* **Supplied data**:
## BEGIN

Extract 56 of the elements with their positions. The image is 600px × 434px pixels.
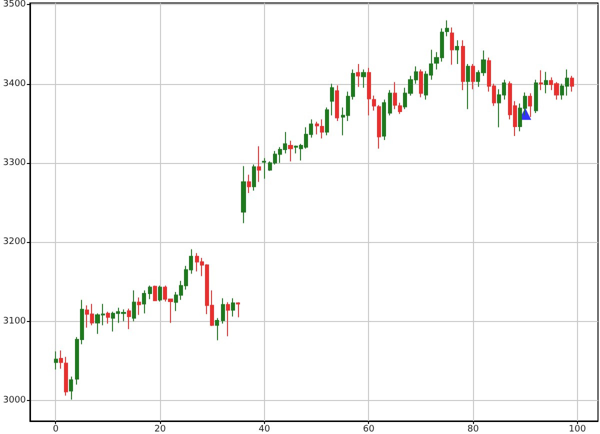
candlestick (127, 308, 131, 330)
candlestick (330, 83, 334, 116)
candlestick (315, 121, 319, 135)
candlestick (382, 99, 386, 140)
y-tick-label: 3100 (3, 316, 26, 326)
candlestick (320, 118, 324, 139)
x-tick-label: 40 (258, 424, 270, 434)
candlestick (419, 69, 423, 98)
candlestick (393, 82, 397, 110)
candlestick (539, 70, 543, 91)
y-tick-label: 3000 (3, 395, 26, 406)
candlestick (226, 302, 230, 337)
x-tick-label: 0 (52, 424, 59, 434)
candlestick (445, 20, 449, 37)
candlestick (534, 79, 538, 114)
y-tick-label: 3200 (3, 237, 26, 248)
candlestick (142, 290, 146, 314)
candlestick (461, 40, 465, 91)
candlestick (361, 69, 366, 88)
x-tick-label: 80 (467, 424, 480, 434)
candlestick (148, 285, 152, 300)
candlestick (262, 158, 266, 180)
candlestick (106, 311, 110, 324)
x-tick-label: 100 (568, 424, 586, 434)
candlestick (528, 92, 532, 118)
candlestick (54, 350, 58, 370)
candlestick (231, 298, 235, 317)
y-tick-label: 3500 (3, 0, 26, 10)
candlestick (221, 298, 225, 324)
candlestick (132, 290, 136, 322)
candlestick (247, 174, 251, 194)
candlestick (466, 63, 470, 110)
candlestick (252, 164, 256, 192)
y-tick-label: 3300 (3, 158, 26, 168)
candlestick (69, 376, 73, 400)
candlestick (215, 318, 219, 341)
candlestick (236, 302, 240, 318)
candlestick (241, 166, 246, 224)
candlestick (158, 285, 162, 302)
candlestick (288, 140, 293, 162)
x-tick-label: 60 (363, 424, 375, 434)
candlestick (257, 146, 261, 182)
candlestick (388, 90, 392, 116)
candlestick (398, 102, 402, 114)
candlestick (570, 75, 574, 92)
x-tick-label: 20 (154, 424, 166, 434)
candlestick (450, 27, 454, 66)
candlestick (455, 40, 459, 64)
y-tick-label: 3400 (3, 78, 26, 89)
candlestick (356, 63, 360, 88)
candlestick (137, 297, 141, 316)
candlestick (325, 107, 329, 136)
candlestick (335, 84, 339, 122)
candlestick (153, 285, 157, 302)
candlestick (544, 71, 548, 94)
candlestick (471, 63, 475, 90)
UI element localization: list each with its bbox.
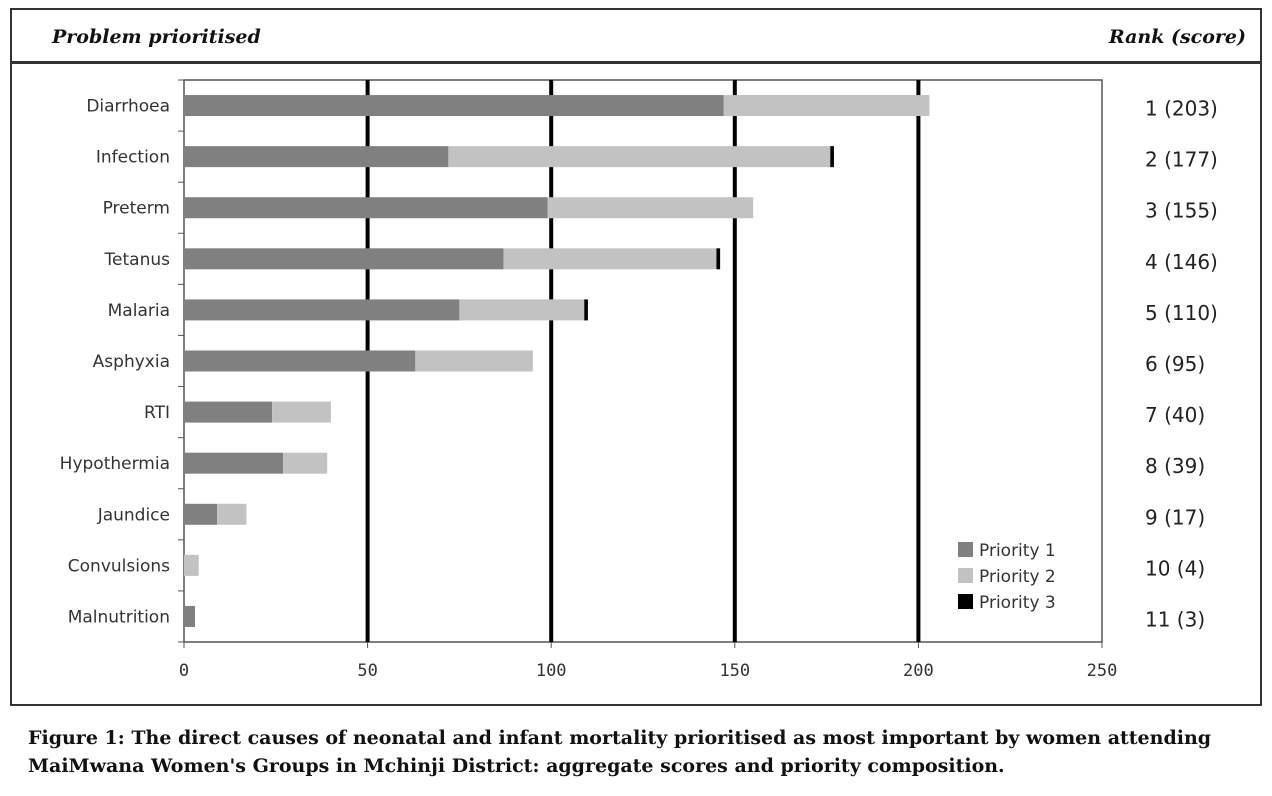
bar-asphyxia-priority-2 [415,350,533,372]
bar-diarrhoea-priority-2 [723,95,930,117]
legend-swatch-priority-3 [958,594,973,609]
x-tick-label: 50 [357,661,377,681]
rank-score-label: 7 (40) [1145,403,1205,427]
legend-label: Priority 2 [979,567,1056,587]
figure-frame: Problem prioritised Rank (score) [10,8,1262,706]
bar-rti-priority-1 [184,401,273,423]
category-label: Asphyxia [93,352,170,372]
bar-tetanus-priority-3 [716,248,721,270]
category-label: RTI [144,403,170,423]
legend-label: Priority 3 [979,593,1056,613]
rank-score-label: 1 (203) [1145,97,1218,121]
bar-rti-priority-2 [272,401,331,423]
bar-malaria-priority-2 [459,299,585,321]
category-label: Diarrhoea [86,97,170,117]
category-label: Malaria [108,301,170,321]
bar-infection-priority-2 [448,146,831,168]
rank-score-label: 2 (177) [1145,148,1218,172]
bar-diarrhoea-priority-1 [184,95,724,117]
category-label: Tetanus [104,250,171,270]
stacked-bar-chart: Diarrhoea 1 (203) Infection 2 (177) Preterm 3… [60,79,1218,681]
bar-jaundice-priority-1 [184,503,218,525]
figure-caption: Figure 1: The direct causes of neonatal … [28,724,1248,780]
rank-column-header: Rank (score) [1108,26,1246,48]
rank-score-label: 3 (155) [1145,199,1218,223]
bar-infection-priority-1 [184,146,449,168]
rank-score-label: 6 (95) [1145,352,1205,376]
bar-tetanus-priority-2 [503,248,717,270]
caption-line-2: MaiMwana Women's Groups in Mchinji Distr… [28,755,1005,777]
bar-jaundice-priority-2 [217,503,247,525]
bar-tetanus-priority-1 [184,248,504,270]
rank-score-label: 5 (110) [1145,301,1218,325]
category-label: Infection [96,148,170,168]
bar-malaria-priority-3 [584,299,588,321]
bar-convulsions-priority-2 [184,554,199,576]
rank-score-label: 9 (17) [1145,505,1205,529]
category-label: Hypothermia [60,454,170,474]
problem-column-header: Problem prioritised [52,26,261,48]
caption-line-1: Figure 1: The direct causes of neonatal … [28,727,1212,749]
x-tick-label: 100 [536,661,567,681]
legend-swatch-priority-2 [958,568,973,583]
rank-score-label: 8 (39) [1145,454,1205,478]
table-header: Problem prioritised Rank (score) [12,10,1260,64]
bar-preterm-priority-2 [547,197,754,219]
bar-hypothermia-priority-2 [283,452,328,474]
category-label: Jaundice [97,505,170,525]
x-tick-label: 0 [179,661,189,681]
category-label: Malnutrition [68,607,170,627]
legend-swatch-priority-1 [958,542,973,557]
category-label: Preterm [103,199,170,219]
bar-asphyxia-priority-1 [184,350,416,372]
bar-hypothermia-priority-1 [184,452,284,474]
bar-preterm-priority-1 [184,197,548,219]
rank-score-label: 10 (4) [1145,556,1205,580]
legend-label: Priority 1 [979,541,1056,561]
rank-score-label: 4 (146) [1145,250,1218,274]
rank-score-label: 11 (3) [1145,607,1205,631]
bar-malnutrition-priority-1 [184,605,196,627]
bar-infection-priority-3 [830,146,834,168]
x-tick-label: 200 [903,661,934,681]
x-tick-label: 250 [1087,661,1118,681]
x-tick-label: 150 [719,661,750,681]
category-label: Convulsions [68,556,170,576]
bar-malaria-priority-1 [184,299,460,321]
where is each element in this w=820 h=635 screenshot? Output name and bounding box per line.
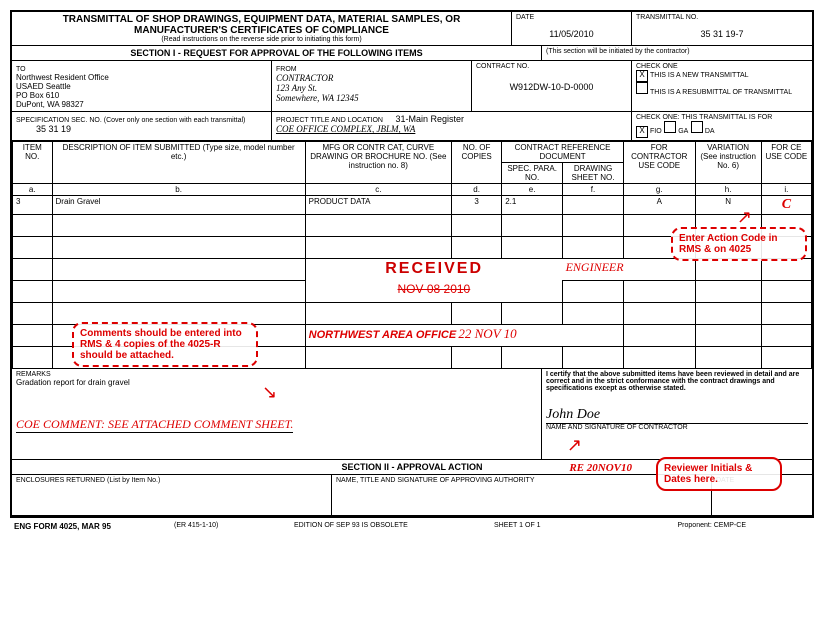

## END

* **To do**:
Format the entries as a JSON list of strings, one string per line and blank lines left out, from the line containing "bar-asphyxia-priority-2 [415,350,533,372]" through the line containing "rank-score-label: 2 (177) [1145,148,1218,172]", with both of those lines included.

* **The reply**:
[
  "bar-asphyxia-priority-2 [415,350,533,372]",
  "bar-diarrhoea-priority-2 [723,95,930,117]",
  "legend-swatch-priority-3 [958,594,973,609]",
  "x-tick-label: 50 [357,661,377,681]",
  "rank-score-label: 7 (40) [1145,403,1205,427]",
  "legend-label: Priority 2 [979,567,1056,587]",
  "figure-frame: Problem prioritised Rank (score) [10,8,1262,706]",
  "bar-rti-priority-1 [184,401,273,423]",
  "category-label: Asphyxia [93,352,170,372]",
  "bar-tetanus-priority-3 [716,248,721,270]",
  "category-label: RTI [144,403,170,423]",
  "legend-label: Priority 3 [979,593,1056,613]",
  "rank-score-label: 1 (203) [1145,97,1218,121]",
  "bar-rti-priority-2 [272,401,331,423]",
  "bar-malaria-priority-2 [459,299,585,321]",
  "category-label: Diarrhoea [86,97,170,117]",
  "category-label: Malaria [108,301,170,321]",
  "bar-infection-priority-2 [448,146,831,168]",
  "rank-score-label: 2 (177) [1145,148,1218,172]"
]